» STATED EXERCISE:
Draw out every line with the word "wzrostowi" from the listing below.

● ● ● ●

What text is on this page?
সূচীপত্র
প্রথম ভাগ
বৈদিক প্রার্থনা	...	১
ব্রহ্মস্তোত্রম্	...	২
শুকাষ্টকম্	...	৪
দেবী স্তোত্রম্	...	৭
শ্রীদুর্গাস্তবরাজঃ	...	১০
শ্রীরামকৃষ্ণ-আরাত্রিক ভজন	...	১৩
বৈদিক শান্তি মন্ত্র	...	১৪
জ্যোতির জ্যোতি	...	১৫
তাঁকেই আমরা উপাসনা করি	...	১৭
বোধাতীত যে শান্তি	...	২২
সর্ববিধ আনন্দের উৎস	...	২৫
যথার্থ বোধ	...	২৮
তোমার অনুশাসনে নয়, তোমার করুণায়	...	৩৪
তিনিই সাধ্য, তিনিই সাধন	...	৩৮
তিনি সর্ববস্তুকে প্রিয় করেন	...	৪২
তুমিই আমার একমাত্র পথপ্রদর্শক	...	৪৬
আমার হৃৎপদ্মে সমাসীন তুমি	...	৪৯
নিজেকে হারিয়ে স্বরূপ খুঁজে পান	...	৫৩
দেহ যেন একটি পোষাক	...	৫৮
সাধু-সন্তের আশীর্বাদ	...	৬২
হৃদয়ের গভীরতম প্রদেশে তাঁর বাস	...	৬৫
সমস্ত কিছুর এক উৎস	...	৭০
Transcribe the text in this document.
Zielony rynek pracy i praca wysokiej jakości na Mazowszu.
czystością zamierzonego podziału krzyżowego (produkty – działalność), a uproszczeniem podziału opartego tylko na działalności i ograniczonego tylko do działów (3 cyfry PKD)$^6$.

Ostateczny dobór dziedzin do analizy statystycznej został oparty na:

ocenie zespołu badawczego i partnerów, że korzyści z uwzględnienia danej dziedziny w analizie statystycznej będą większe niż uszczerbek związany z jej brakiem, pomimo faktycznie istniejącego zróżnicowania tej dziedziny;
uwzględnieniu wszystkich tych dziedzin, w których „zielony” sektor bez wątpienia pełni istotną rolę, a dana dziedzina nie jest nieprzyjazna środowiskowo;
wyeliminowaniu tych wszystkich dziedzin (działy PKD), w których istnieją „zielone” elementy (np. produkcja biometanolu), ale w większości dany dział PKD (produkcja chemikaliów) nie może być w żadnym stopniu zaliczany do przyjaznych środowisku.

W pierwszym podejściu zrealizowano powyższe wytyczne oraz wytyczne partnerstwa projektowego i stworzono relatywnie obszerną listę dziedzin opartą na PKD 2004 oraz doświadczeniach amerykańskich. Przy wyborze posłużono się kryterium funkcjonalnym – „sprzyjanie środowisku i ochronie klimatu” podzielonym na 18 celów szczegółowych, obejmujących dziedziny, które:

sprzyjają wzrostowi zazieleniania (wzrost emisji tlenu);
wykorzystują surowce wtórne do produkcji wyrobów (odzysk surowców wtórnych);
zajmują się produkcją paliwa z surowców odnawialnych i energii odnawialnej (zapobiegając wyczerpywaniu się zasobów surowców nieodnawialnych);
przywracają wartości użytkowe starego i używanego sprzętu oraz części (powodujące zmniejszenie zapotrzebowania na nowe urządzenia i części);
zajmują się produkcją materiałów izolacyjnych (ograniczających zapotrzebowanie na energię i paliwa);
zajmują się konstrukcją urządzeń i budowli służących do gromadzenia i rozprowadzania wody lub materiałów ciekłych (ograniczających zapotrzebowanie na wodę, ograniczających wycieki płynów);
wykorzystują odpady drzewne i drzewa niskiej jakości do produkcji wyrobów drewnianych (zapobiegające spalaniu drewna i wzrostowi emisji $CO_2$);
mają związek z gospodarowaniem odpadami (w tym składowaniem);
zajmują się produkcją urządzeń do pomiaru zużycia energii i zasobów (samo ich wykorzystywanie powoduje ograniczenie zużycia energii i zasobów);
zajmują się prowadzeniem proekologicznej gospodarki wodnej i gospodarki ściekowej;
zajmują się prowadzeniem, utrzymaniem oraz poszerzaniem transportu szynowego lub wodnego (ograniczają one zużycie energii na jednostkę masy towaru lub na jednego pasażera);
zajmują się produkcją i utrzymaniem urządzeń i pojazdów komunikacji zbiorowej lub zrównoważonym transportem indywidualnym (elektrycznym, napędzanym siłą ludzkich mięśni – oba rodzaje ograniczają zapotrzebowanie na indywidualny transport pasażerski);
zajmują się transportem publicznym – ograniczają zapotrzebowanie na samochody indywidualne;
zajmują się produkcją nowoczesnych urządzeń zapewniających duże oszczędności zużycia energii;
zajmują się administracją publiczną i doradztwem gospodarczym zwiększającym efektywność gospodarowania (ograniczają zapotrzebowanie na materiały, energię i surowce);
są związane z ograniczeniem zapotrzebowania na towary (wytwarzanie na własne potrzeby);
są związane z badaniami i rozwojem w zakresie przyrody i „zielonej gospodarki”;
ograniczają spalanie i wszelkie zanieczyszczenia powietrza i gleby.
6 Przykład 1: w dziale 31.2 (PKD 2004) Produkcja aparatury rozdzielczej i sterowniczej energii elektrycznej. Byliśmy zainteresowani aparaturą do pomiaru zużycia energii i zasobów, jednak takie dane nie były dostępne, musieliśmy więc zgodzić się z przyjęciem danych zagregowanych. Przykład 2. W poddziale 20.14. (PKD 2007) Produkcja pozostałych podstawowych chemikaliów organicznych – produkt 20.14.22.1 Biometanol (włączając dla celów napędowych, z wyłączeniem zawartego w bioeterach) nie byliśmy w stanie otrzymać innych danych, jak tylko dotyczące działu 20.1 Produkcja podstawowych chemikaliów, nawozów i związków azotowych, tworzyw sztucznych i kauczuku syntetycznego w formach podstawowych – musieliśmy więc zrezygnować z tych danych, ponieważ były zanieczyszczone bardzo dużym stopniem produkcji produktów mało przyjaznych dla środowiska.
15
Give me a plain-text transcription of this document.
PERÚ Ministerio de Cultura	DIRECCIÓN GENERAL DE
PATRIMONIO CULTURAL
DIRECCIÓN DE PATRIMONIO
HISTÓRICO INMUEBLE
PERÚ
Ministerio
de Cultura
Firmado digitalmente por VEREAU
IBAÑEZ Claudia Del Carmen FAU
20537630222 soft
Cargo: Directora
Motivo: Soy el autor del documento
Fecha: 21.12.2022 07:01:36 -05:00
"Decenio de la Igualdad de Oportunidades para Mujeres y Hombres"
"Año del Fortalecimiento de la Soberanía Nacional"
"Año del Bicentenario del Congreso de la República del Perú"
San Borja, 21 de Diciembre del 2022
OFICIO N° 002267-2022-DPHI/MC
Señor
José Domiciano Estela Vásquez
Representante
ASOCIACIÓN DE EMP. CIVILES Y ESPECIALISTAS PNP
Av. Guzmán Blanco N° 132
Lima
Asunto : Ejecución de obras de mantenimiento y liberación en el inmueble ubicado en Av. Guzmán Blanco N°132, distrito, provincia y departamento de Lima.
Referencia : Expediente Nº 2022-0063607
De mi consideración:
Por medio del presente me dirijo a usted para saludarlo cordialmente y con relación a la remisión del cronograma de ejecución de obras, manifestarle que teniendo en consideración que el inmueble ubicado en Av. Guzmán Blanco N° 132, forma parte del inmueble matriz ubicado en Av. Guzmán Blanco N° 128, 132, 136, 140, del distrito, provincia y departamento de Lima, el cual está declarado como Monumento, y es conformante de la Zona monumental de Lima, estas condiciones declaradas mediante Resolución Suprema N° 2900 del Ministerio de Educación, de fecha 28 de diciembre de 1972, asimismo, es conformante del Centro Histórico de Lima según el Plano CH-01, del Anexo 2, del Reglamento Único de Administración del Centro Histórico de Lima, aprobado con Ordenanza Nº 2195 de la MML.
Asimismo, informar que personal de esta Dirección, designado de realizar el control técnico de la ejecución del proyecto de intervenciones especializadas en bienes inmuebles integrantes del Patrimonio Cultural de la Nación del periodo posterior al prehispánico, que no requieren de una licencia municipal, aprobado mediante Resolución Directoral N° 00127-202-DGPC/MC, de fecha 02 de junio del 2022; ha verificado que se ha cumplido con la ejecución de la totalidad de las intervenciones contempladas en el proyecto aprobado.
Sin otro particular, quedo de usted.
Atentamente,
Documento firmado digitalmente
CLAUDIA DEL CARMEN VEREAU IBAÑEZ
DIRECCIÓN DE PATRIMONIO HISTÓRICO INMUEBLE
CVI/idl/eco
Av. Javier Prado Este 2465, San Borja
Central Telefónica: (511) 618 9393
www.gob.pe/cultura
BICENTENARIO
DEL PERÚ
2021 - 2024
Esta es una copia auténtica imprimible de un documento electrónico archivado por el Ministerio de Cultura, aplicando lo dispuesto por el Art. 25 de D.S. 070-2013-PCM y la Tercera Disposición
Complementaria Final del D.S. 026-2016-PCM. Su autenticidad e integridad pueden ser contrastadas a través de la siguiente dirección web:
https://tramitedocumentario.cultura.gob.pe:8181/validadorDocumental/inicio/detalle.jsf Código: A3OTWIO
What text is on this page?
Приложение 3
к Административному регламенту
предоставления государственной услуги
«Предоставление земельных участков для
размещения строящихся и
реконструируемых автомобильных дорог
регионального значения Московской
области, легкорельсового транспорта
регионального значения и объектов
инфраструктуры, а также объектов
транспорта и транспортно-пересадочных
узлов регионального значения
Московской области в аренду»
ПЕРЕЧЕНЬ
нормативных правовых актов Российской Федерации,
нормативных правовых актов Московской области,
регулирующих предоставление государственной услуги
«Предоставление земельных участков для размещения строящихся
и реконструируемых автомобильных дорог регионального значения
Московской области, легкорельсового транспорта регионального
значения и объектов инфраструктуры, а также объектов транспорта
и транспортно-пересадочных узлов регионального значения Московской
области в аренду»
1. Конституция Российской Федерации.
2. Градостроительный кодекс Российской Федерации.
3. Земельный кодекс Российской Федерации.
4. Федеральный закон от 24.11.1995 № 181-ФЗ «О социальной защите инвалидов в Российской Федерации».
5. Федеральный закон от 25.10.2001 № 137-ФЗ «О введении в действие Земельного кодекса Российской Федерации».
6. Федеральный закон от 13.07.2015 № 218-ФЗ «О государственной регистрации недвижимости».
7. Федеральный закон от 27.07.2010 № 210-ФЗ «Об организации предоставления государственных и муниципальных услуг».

● ● ● ●

» FINISHED ANSWER:
sprzyjają wzrostowi zazieleniania (wzrost emisji tlenu);
wykorzystują odpady drzewne i drzewa niskiej jakości do produkcji wyrobów drewnianych (zapobiegające spalaniu drewna i wzrostowi emisji $CO_2$);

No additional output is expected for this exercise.